» **Task details**
State only the count of lines in the listing below that hold "JSON".

» **Material**

========================================================================

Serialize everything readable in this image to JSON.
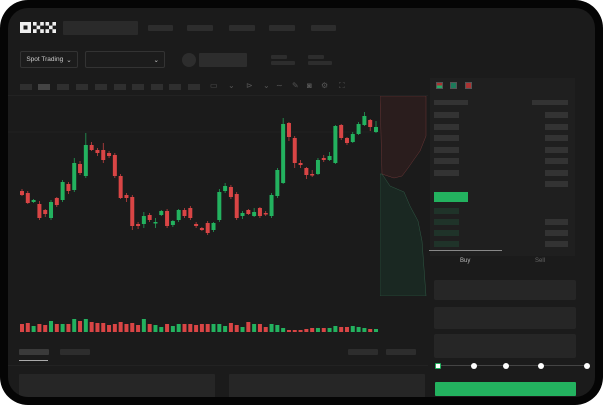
{
  "brand": {
    "logo": "OKX"
  },
  "toolbar": {
    "market_select": "Spot Trading",
    "pair_select": ""
  },
  "trade": {
    "tabs": [
      {
        "label": "Buy",
        "active": true
      },
      {
        "label": "Sell",
        "active": false
      }
    ],
    "leverage_steps": 5,
    "selected_step": 0
  },
  "colors": {
    "up": "#23b25f",
    "down": "#d94545",
    "bg": "#1b1b1b",
    "accent": "#23b25f"
  },
  "icons": [
    "chevron-down-icon",
    "line-icon",
    "pencil-icon",
    "camera-icon",
    "gear-icon",
    "fullscreen-icon",
    "orderbook-both-icon",
    "orderbook-bids-icon",
    "orderbook-asks-icon"
  ],
  "chart_data": {
    "type": "candlestick",
    "ohlc": [
      [
        117,
        119,
        112,
        113
      ],
      [
        115,
        117,
        104,
        105
      ],
      [
        106,
        109,
        105,
        108
      ],
      [
        104,
        107,
        88,
        90
      ],
      [
        98,
        99,
        91,
        94
      ],
      [
        90,
        108,
        88,
        106
      ],
      [
        110,
        111,
        101,
        103
      ],
      [
        108,
        128,
        106,
        126
      ],
      [
        124,
        126,
        114,
        117
      ],
      [
        118,
        150,
        116,
        145
      ],
      [
        144,
        147,
        133,
        135
      ],
      [
        132,
        175,
        130,
        163
      ],
      [
        163,
        166,
        157,
        158
      ],
      [
        158,
        160,
        152,
        155
      ],
      [
        158,
        165,
        145,
        148
      ],
      [
        155,
        157,
        150,
        152
      ],
      [
        153,
        155,
        130,
        132
      ],
      [
        132,
        134,
        109,
        110
      ],
      [
        113,
        115,
        106,
        110
      ],
      [
        111,
        113,
        78,
        82
      ],
      [
        84,
        86,
        79,
        82
      ],
      [
        84,
        96,
        80,
        92
      ],
      [
        93,
        95,
        86,
        88
      ],
      [
        85,
        90,
        80,
        86
      ],
      [
        93,
        98,
        92,
        97
      ],
      [
        97,
        99,
        80,
        82
      ],
      [
        83,
        88,
        81,
        87
      ],
      [
        88,
        99,
        86,
        98
      ],
      [
        98,
        100,
        90,
        92
      ],
      [
        100,
        102,
        88,
        90
      ],
      [
        84,
        86,
        80,
        82
      ],
      [
        80,
        81,
        77,
        78
      ],
      [
        85,
        87,
        73,
        75
      ],
      [
        78,
        86,
        76,
        85
      ],
      [
        88,
        119,
        86,
        116
      ],
      [
        117,
        125,
        115,
        122
      ],
      [
        121,
        123,
        109,
        111
      ],
      [
        114,
        116,
        88,
        90
      ],
      [
        92,
        97,
        89,
        95
      ],
      [
        98,
        99,
        93,
        94
      ],
      [
        92,
        100,
        91,
        96
      ],
      [
        100,
        101,
        90,
        92
      ],
      [
        95,
        97,
        92,
        94
      ],
      [
        92,
        115,
        90,
        113
      ],
      [
        112,
        140,
        110,
        138
      ],
      [
        125,
        190,
        124,
        184
      ],
      [
        185,
        186,
        167,
        171
      ],
      [
        170,
        172,
        140,
        145
      ],
      [
        145,
        148,
        140,
        143
      ],
      [
        140,
        141,
        129,
        133
      ],
      [
        134,
        138,
        131,
        133
      ],
      [
        134,
        150,
        133,
        148
      ],
      [
        150,
        153,
        146,
        148
      ],
      [
        148,
        156,
        147,
        152
      ],
      [
        145,
        183,
        144,
        182
      ],
      [
        183,
        184,
        168,
        170
      ],
      [
        170,
        171,
        163,
        165
      ],
      [
        166,
        176,
        165,
        174
      ],
      [
        174,
        186,
        173,
        184
      ],
      [
        183,
        196,
        182,
        192
      ],
      [
        188,
        189,
        177,
        181
      ],
      [
        176,
        187,
        175,
        181
      ]
    ],
    "volume": [
      8,
      9,
      6,
      8,
      7,
      11,
      8,
      8,
      8,
      13,
      11,
      13,
      10,
      9,
      9,
      7,
      8,
      10,
      8,
      9,
      7,
      13,
      8,
      7,
      5,
      8,
      6,
      8,
      8,
      8,
      7,
      8,
      8,
      8,
      8,
      6,
      9,
      7,
      5,
      10,
      8,
      8,
      5,
      8,
      7,
      4,
      2,
      2,
      2,
      3,
      4,
      4,
      4,
      4,
      6,
      5,
      5,
      6,
      5,
      4,
      3,
      3
    ]
  }
}
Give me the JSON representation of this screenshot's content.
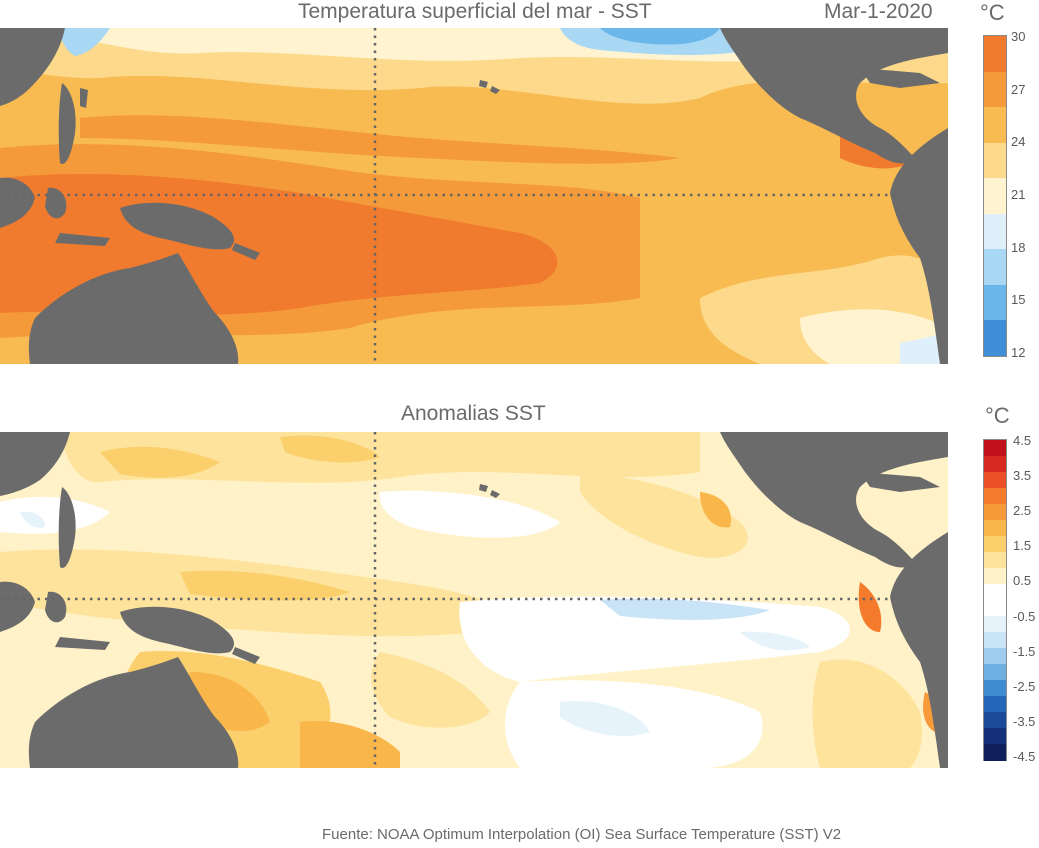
{
  "sst": {
    "title": "Temperatura superficial del mar - SST",
    "date": "Mar-1-2020",
    "unit": "°C",
    "colorbar_ticks": [
      "30",
      "27",
      "24",
      "21",
      "18",
      "15",
      "12"
    ],
    "colorbar_colors": [
      "#f07b2e",
      "#f49a3a",
      "#f8bb52",
      "#fcd98b",
      "#fff4cf",
      "#dff0fb",
      "#a8d8f4",
      "#6bb7ea",
      "#3e8fd8"
    ]
  },
  "anomaly": {
    "title": "Anomalias SST",
    "unit": "°C",
    "colorbar_ticks": [
      "4.5",
      "3.5",
      "2.5",
      "1.5",
      "0.5",
      "-0.5",
      "-1.5",
      "-2.5",
      "-3.5",
      "-4.5"
    ],
    "colorbar_colors": [
      "#c1121c",
      "#d92a22",
      "#eb4f25",
      "#f47a2c",
      "#f79a3a",
      "#f9b64a",
      "#fbcf6c",
      "#fde39b",
      "#fff2c8",
      "#ffffff",
      "#ffffff",
      "#e6f3fb",
      "#c8e4f6",
      "#9fcdef",
      "#6fb0e3",
      "#3f8cd2",
      "#2466b8",
      "#1a4a99",
      "#15307a",
      "#0f1f5c"
    ]
  },
  "source": "Fuente: NOAA Optimum Interpolation (OI) Sea Surface Temperature (SST) V2",
  "colors": {
    "land": "#6b6b6b",
    "grid": "#666666"
  }
}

========================================================================

» **Full solution**
2